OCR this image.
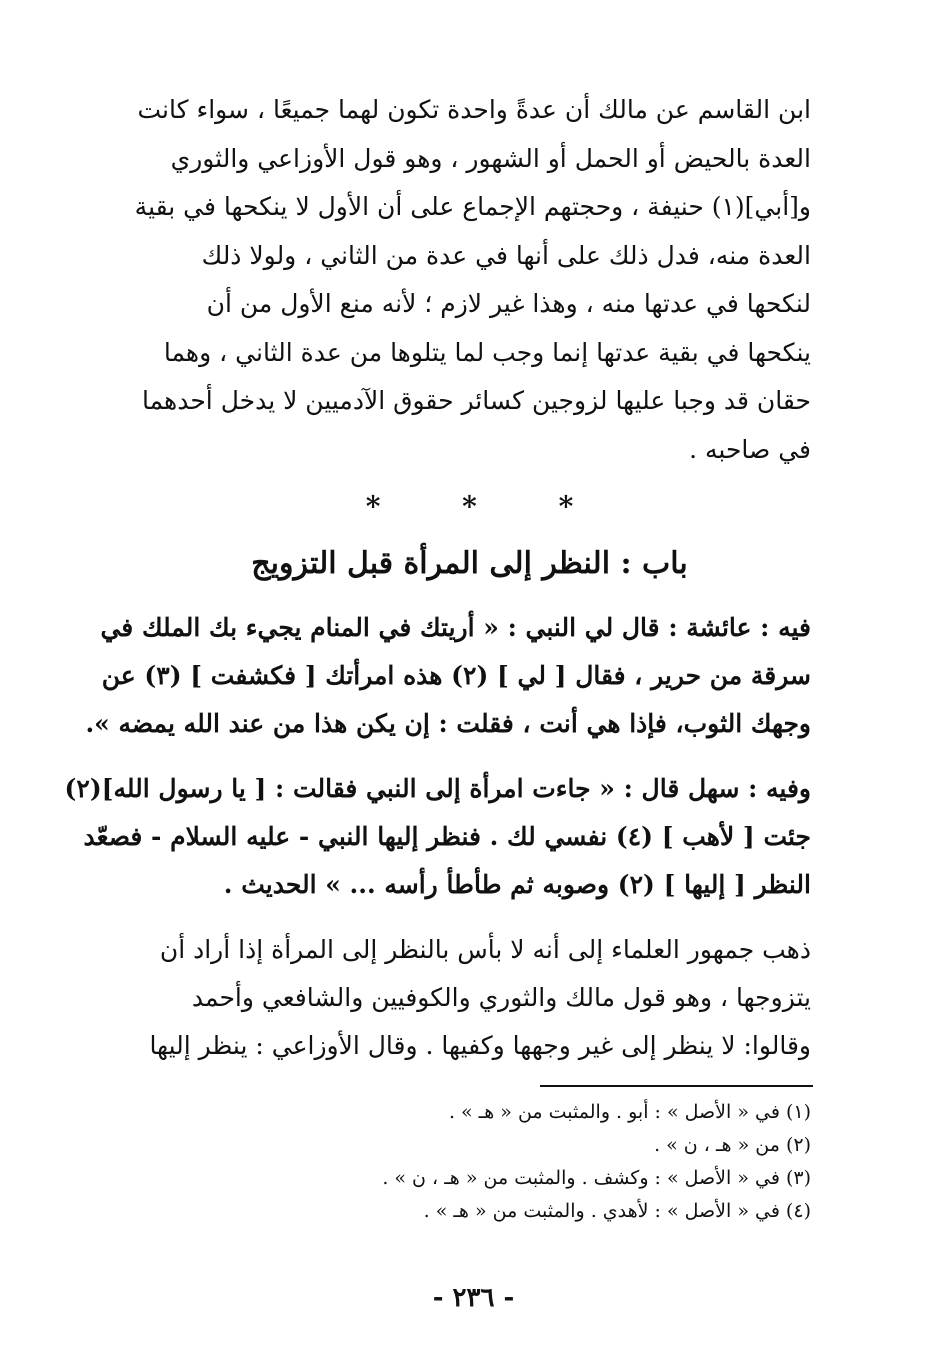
ابن القاسم عن مالك أن عدةً واحدة تكون لهما جميعًا ، سواء كانت
العدة بالحيض أو الحمل أو الشهور ، وهو قول الأوزاعي والثوري
و[أبي](١) حنيفة ، وحجتهم الإجماع على أن الأول لا ينكحها في بقية
العدة منه، فدل ذلك على أنها في عدة من الثاني ، ولولا ذلك
لنكحها في عدتها منه ، وهذا غير لازم ؛ لأنه منع الأول من أن
ينكحها في بقية عدتها إنما وجب لما يتلوها من عدة الثاني ، وهما
حقان قد وجبا عليها لزوجين كسائر حقوق الآدميين لا يدخل أحدهما
في صاحبه .
*	*	*
باب : النظر إلى المرأة قبل التزويج
فيه : عائشة : قال لي النبي : « أريتك في المنام يجيء بك الملك في
سرقة من حرير ، فقال [ لي ] (٢) هذه امرأتك [ فكشفت ] (٣) عن
وجهك الثوب، فإذا هي أنت ، فقلت : إن يكن هذا من عند الله يمضه ».
وفيه : سهل قال : « جاءت امرأة إلى النبي فقالت : [ يا رسول الله](٢)
جئت [ لأهب ] (٤) نفسي لك . فنظر إليها النبي - عليه السلام - فصعّد
النظر [ إليها ] (٢) وصوبه ثم طأطأ رأسه ... » الحديث .
ذهب جمهور العلماء إلى أنه لا بأس بالنظر إلى المرأة إذا أراد أن
يتزوجها ، وهو قول مالك والثوري والكوفيين والشافعي وأحمد
وقالوا: لا ينظر إلى غير وجهها وكفيها . وقال الأوزاعي : ينظر إليها
(١) في « الأصل » : أبو . والمثبت من « هـ » .
(٢) من « هـ ، ن » .
(٣) في « الأصل » : وكشف . والمثبت من « هـ ، ن » .
(٤) في « الأصل » : لأهدي . والمثبت من « هـ » .
- ٢٣٦ -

# WRITTEN INSTRUCTION
Every line above should be returned word for word, with the pictures left behind.

# WRITTEN ANSWER
OCR this image.
ابن القاسم عن مالك أن عدةً واحدة تكون لهما جميعًا ، سواء كانت
العدة بالحيض أو الحمل أو الشهور ، وهو قول الأوزاعي والثوري
و[أبي](١) حنيفة ، وحجتهم الإجماع على أن الأول لا ينكحها في بقية
العدة منه، فدل ذلك على أنها في عدة من الثاني ، ولولا ذلك
لنكحها في عدتها منه ، وهذا غير لازم ؛ لأنه منع الأول من أن
ينكحها في بقية عدتها إنما وجب لما يتلوها من عدة الثاني ، وهما
حقان قد وجبا عليها لزوجين كسائر حقوق الآدميين لا يدخل أحدهما
في صاحبه .
*	*	*
باب : النظر إلى المرأة قبل التزويج
فيه : عائشة : قال لي النبي : « أريتك في المنام يجيء بك الملك في
سرقة من حرير ، فقال [ لي ] (٢) هذه امرأتك [ فكشفت ] (٣) عن
وجهك الثوب، فإذا هي أنت ، فقلت : إن يكن هذا من عند الله يمضه ».
وفيه : سهل قال : « جاءت امرأة إلى النبي فقالت : [ يا رسول الله](٢)
جئت [ لأهب ] (٤) نفسي لك . فنظر إليها النبي - عليه السلام - فصعّد
النظر [ إليها ] (٢) وصوبه ثم طأطأ رأسه ... » الحديث .
ذهب جمهور العلماء إلى أنه لا بأس بالنظر إلى المرأة إذا أراد أن
يتزوجها ، وهو قول مالك والثوري والكوفيين والشافعي وأحمد
وقالوا: لا ينظر إلى غير وجهها وكفيها . وقال الأوزاعي : ينظر إليها
(١) في « الأصل » : أبو . والمثبت من « هـ » .
(٢) من « هـ ، ن » .
(٣) في « الأصل » : وكشف . والمثبت من « هـ ، ن » .
(٤) في « الأصل » : لأهدي . والمثبت من « هـ » .
- ٢٣٦ -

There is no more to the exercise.